--- Begin Given records ---

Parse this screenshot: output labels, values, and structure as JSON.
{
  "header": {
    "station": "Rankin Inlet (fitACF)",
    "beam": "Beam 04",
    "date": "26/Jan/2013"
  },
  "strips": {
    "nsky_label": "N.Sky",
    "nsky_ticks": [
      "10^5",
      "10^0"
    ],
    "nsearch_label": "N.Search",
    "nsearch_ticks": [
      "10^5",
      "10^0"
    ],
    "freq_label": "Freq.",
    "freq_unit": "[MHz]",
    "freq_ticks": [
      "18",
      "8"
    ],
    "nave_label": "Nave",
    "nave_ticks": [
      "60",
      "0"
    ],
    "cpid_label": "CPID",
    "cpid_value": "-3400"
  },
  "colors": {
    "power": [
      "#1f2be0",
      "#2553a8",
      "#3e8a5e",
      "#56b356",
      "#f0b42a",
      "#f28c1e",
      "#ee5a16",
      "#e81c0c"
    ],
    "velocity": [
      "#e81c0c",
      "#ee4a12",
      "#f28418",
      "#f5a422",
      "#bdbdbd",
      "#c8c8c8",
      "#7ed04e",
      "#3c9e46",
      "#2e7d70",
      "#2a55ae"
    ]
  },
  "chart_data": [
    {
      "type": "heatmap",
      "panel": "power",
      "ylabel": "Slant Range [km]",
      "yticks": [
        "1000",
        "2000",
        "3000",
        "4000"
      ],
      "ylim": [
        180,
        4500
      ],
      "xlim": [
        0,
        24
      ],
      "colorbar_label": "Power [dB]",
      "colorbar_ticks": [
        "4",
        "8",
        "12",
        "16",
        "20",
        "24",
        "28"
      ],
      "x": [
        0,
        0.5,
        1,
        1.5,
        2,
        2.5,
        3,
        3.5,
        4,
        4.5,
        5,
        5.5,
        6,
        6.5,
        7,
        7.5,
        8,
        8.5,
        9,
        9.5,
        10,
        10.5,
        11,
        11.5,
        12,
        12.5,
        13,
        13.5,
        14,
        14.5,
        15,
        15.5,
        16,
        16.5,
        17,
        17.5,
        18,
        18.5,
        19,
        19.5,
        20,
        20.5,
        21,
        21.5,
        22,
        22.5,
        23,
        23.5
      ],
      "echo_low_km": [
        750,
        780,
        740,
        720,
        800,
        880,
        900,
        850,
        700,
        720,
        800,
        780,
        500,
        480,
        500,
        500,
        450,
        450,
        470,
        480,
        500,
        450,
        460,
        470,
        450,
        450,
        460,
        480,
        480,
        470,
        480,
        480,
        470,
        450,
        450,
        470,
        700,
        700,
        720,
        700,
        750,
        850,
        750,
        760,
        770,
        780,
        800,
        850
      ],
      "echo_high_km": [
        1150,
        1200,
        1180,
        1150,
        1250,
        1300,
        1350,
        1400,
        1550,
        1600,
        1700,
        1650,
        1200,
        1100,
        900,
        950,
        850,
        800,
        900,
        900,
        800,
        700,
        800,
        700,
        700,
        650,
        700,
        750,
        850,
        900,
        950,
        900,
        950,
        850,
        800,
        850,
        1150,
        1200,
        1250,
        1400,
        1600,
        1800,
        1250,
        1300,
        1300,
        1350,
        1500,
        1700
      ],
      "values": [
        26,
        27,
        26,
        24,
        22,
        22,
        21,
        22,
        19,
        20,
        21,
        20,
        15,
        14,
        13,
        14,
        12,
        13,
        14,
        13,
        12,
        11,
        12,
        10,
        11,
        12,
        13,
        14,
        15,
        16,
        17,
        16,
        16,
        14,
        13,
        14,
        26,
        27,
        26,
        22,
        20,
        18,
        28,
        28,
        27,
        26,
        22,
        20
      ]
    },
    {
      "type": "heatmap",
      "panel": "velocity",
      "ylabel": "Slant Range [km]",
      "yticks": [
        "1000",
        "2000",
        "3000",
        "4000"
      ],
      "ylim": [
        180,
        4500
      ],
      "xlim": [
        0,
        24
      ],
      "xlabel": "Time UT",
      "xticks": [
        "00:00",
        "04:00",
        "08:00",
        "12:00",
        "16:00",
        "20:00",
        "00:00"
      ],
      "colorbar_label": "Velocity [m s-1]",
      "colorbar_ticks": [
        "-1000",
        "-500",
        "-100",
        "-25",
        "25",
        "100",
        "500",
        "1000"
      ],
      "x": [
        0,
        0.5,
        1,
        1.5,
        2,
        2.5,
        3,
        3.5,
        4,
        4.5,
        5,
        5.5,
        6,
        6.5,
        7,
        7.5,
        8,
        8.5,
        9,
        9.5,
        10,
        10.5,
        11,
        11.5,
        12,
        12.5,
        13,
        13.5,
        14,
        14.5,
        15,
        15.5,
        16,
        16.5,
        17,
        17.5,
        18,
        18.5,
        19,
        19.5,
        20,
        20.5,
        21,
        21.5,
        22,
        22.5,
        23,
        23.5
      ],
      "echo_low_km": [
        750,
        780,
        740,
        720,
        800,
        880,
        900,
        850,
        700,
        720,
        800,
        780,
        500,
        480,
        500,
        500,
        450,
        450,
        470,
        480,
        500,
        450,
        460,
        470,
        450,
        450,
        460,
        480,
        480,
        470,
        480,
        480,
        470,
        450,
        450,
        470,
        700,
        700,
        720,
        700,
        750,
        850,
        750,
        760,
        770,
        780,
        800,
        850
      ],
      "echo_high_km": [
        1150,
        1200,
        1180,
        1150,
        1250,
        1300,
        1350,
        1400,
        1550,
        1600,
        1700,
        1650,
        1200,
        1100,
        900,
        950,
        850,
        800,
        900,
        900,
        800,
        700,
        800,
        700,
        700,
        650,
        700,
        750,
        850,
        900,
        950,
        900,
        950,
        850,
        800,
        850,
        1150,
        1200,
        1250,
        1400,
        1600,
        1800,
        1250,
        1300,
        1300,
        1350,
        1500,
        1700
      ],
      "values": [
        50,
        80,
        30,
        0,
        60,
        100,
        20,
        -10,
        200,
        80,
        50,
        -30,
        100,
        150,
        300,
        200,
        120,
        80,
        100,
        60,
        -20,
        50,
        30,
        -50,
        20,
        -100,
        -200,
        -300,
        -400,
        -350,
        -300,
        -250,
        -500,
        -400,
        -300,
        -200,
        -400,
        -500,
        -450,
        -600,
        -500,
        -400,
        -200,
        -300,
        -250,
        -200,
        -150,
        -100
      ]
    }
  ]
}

--- End Given records ---

Prompt — Return the listing above in full, character for character.

Response to the task —
Parse this screenshot: output labels, values, and structure as JSON.
{
  "header": {
    "station": "Rankin Inlet (fitACF)",
    "beam": "Beam 04",
    "date": "26/Jan/2013"
  },
  "strips": {
    "nsky_label": "N.Sky",
    "nsky_ticks": [
      "10^5",
      "10^0"
    ],
    "nsearch_label": "N.Search",
    "nsearch_ticks": [
      "10^5",
      "10^0"
    ],
    "freq_label": "Freq.",
    "freq_unit": "[MHz]",
    "freq_ticks": [
      "18",
      "8"
    ],
    "nave_label": "Nave",
    "nave_ticks": [
      "60",
      "0"
    ],
    "cpid_label": "CPID",
    "cpid_value": "-3400"
  },
  "colors": {
    "power": [
      "#1f2be0",
      "#2553a8",
      "#3e8a5e",
      "#56b356",
      "#f0b42a",
      "#f28c1e",
      "#ee5a16",
      "#e81c0c"
    ],
    "velocity": [
      "#e81c0c",
      "#ee4a12",
      "#f28418",
      "#f5a422",
      "#bdbdbd",
      "#c8c8c8",
      "#7ed04e",
      "#3c9e46",
      "#2e7d70",
      "#2a55ae"
    ]
  },
  "chart_data": [
    {
      "type": "heatmap",
      "panel": "power",
      "ylabel": "Slant Range [km]",
      "yticks": [
        "1000",
        "2000",
        "3000",
        "4000"
      ],
      "ylim": [
        180,
        4500
      ],
      "xlim": [
        0,
        24
      ],
      "colorbar_label": "Power [dB]",
      "colorbar_ticks": [
        "4",
        "8",
        "12",
        "16",
        "20",
        "24",
        "28"
      ],
      "x": [
        0,
        0.5,
        1,
        1.5,
        2,
        2.5,
        3,
        3.5,
        4,
        4.5,
        5,
        5.5,
        6,
        6.5,
        7,
        7.5,
        8,
        8.5,
        9,
        9.5,
        10,
        10.5,
        11,
        11.5,
        12,
        12.5,
        13,
        13.5,
        14,
        14.5,
        15,
        15.5,
        16,
        16.5,
        17,
        17.5,
        18,
        18.5,
        19,
        19.5,
        20,
        20.5,
        21,
        21.5,
        22,
        22.5,
        23,
        23.5
      ],
      "echo_low_km": [
        750,
        780,
        740,
        720,
        800,
        880,
        900,
        850,
        700,
        720,
        800,
        780,
        500,
        480,
        500,
        500,
        450,
        450,
        470,
        480,
        500,
        450,
        460,
        470,
        450,
        450,
        460,
        480,
        480,
        470,
        480,
        480,
        470,
        450,
        450,
        470,
        700,
        700,
        720,
        700,
        750,
        850,
        750,
        760,
        770,
        780,
        800,
        850
      ],
      "echo_high_km": [
        1150,
        1200,
        1180,
        1150,
        1250,
        1300,
        1350,
        1400,
        1550,
        1600,
        1700,
        1650,
        1200,
        1100,
        900,
        950,
        850,
        800,
        900,
        900,
        800,
        700,
        800,
        700,
        700,
        650,
        700,
        750,
        850,
        900,
        950,
        900,
        950,
        850,
        800,
        850,
        1150,
        1200,
        1250,
        1400,
        1600,
        1800,
        1250,
        1300,
        1300,
        1350,
        1500,
        1700
      ],
      "values": [
        26,
        27,
        26,
        24,
        22,
        22,
        21,
        22,
        19,
        20,
        21,
        20,
        15,
        14,
        13,
        14,
        12,
        13,
        14,
        13,
        12,
        11,
        12,
        10,
        11,
        12,
        13,
        14,
        15,
        16,
        17,
        16,
        16,
        14,
        13,
        14,
        26,
        27,
        26,
        22,
        20,
        18,
        28,
        28,
        27,
        26,
        22,
        20
      ]
    },
    {
      "type": "heatmap",
      "panel": "velocity",
      "ylabel": "Slant Range [km]",
      "yticks": [
        "1000",
        "2000",
        "3000",
        "4000"
      ],
      "ylim": [
        180,
        4500
      ],
      "xlim": [
        0,
        24
      ],
      "xlabel": "Time UT",
      "xticks": [
        "00:00",
        "04:00",
        "08:00",
        "12:00",
        "16:00",
        "20:00",
        "00:00"
      ],
      "colorbar_label": "Velocity [m s-1]",
      "colorbar_ticks": [
        "-1000",
        "-500",
        "-100",
        "-25",
        "25",
        "100",
        "500",
        "1000"
      ],
      "x": [
        0,
        0.5,
        1,
        1.5,
        2,
        2.5,
        3,
        3.5,
        4,
        4.5,
        5,
        5.5,
        6,
        6.5,
        7,
        7.5,
        8,
        8.5,
        9,
        9.5,
        10,
        10.5,
        11,
        11.5,
        12,
        12.5,
        13,
        13.5,
        14,
        14.5,
        15,
        15.5,
        16,
        16.5,
        17,
        17.5,
        18,
        18.5,
        19,
        19.5,
        20,
        20.5,
        21,
        21.5,
        22,
        22.5,
        23,
        23.5
      ],
      "echo_low_km": [
        750,
        780,
        740,
        720,
        800,
        880,
        900,
        850,
        700,
        720,
        800,
        780,
        500,
        480,
        500,
        500,
        450,
        450,
        470,
        480,
        500,
        450,
        460,
        470,
        450,
        450,
        460,
        480,
        480,
        470,
        480,
        480,
        470,
        450,
        450,
        470,
        700,
        700,
        720,
        700,
        750,
        850,
        750,
        760,
        770,
        780,
        800,
        850
      ],
      "echo_high_km": [
        1150,
        1200,
        1180,
        1150,
        1250,
        1300,
        1350,
        1400,
        1550,
        1600,
        1700,
        1650,
        1200,
        1100,
        900,
        950,
        850,
        800,
        900,
        900,
        800,
        700,
        800,
        700,
        700,
        650,
        700,
        750,
        850,
        900,
        950,
        900,
        950,
        850,
        800,
        850,
        1150,
        1200,
        1250,
        1400,
        1600,
        1800,
        1250,
        1300,
        1300,
        1350,
        1500,
        1700
      ],
      "values": [
        50,
        80,
        30,
        0,
        60,
        100,
        20,
        -10,
        200,
        80,
        50,
        -30,
        100,
        150,
        300,
        200,
        120,
        80,
        100,
        60,
        -20,
        50,
        30,
        -50,
        20,
        -100,
        -200,
        -300,
        -400,
        -350,
        -300,
        -250,
        -500,
        -400,
        -300,
        -200,
        -400,
        -500,
        -450,
        -600,
        -500,
        -400,
        -200,
        -300,
        -250,
        -200,
        -150,
        -100
      ]
    }
  ]
}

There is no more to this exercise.